__WHAT YOU SHOULD DO__:
Scan the data. Collect each line that contains the word "this".

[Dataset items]
------------------------------------------------------------

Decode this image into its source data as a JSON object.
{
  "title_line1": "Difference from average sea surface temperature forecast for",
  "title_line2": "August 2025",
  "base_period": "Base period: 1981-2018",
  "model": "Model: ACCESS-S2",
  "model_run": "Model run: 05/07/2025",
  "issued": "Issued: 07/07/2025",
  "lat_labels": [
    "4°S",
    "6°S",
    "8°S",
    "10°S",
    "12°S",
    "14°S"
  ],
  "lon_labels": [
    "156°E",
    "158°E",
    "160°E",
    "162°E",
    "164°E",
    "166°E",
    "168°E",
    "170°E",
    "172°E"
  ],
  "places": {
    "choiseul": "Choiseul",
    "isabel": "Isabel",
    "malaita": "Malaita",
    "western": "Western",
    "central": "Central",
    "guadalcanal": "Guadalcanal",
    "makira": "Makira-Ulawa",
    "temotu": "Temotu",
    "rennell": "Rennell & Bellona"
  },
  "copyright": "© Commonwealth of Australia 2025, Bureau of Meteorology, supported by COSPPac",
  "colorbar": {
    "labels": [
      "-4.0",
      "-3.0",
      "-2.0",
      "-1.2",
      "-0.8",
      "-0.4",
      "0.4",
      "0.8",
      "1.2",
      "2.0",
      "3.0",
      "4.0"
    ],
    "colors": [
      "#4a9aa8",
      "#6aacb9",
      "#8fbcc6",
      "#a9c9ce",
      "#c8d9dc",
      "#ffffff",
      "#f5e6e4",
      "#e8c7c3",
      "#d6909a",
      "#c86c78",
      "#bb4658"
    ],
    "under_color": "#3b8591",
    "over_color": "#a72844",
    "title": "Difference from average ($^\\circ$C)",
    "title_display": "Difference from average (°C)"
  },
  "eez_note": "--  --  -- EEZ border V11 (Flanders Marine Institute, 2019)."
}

------------------------------------------------------------

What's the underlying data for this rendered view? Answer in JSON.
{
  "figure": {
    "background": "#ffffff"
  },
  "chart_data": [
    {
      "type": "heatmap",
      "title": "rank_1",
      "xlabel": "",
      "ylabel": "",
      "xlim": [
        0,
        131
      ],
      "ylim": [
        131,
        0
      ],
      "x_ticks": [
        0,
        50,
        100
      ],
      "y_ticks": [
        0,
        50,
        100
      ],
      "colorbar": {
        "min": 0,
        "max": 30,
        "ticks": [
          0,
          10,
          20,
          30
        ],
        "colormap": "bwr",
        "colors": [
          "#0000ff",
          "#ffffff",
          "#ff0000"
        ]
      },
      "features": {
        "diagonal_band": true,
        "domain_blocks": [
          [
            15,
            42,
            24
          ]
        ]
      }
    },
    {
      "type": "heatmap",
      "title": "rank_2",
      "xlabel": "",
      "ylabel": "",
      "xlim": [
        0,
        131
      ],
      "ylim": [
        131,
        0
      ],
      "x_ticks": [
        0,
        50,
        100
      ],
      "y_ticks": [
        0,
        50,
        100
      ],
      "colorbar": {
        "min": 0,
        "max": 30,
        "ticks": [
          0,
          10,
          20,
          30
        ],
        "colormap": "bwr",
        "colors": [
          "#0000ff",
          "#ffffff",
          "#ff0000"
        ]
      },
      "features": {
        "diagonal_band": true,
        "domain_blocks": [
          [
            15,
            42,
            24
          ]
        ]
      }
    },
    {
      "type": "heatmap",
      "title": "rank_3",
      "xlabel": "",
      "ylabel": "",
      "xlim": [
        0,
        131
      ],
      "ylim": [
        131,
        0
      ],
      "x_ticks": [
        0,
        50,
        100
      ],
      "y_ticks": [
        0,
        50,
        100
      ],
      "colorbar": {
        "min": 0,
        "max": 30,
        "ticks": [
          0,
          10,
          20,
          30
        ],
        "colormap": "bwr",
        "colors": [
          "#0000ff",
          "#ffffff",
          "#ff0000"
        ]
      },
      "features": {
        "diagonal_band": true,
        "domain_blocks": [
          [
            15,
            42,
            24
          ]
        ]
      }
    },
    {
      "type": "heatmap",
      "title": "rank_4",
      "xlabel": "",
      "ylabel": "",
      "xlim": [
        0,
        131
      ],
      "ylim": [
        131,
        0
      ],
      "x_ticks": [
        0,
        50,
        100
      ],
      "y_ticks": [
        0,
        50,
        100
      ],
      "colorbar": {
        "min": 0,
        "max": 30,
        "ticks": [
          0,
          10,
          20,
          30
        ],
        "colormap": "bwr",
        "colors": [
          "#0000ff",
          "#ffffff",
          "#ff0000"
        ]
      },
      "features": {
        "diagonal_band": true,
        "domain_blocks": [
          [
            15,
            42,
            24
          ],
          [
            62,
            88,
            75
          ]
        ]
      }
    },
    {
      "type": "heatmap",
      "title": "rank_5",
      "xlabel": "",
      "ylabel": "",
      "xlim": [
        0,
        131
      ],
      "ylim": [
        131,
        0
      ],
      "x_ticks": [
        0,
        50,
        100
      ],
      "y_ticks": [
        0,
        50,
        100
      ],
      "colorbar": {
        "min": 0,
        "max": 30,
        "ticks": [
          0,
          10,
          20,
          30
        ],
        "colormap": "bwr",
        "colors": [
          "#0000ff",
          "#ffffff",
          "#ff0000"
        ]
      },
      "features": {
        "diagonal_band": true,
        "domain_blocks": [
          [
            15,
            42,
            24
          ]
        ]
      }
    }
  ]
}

------------------------------------------------------------

__ANSWER BELOW__:
Decode this image into its source data as a JSON object.
What's the underlying data for this rendered view? Answer in JSON.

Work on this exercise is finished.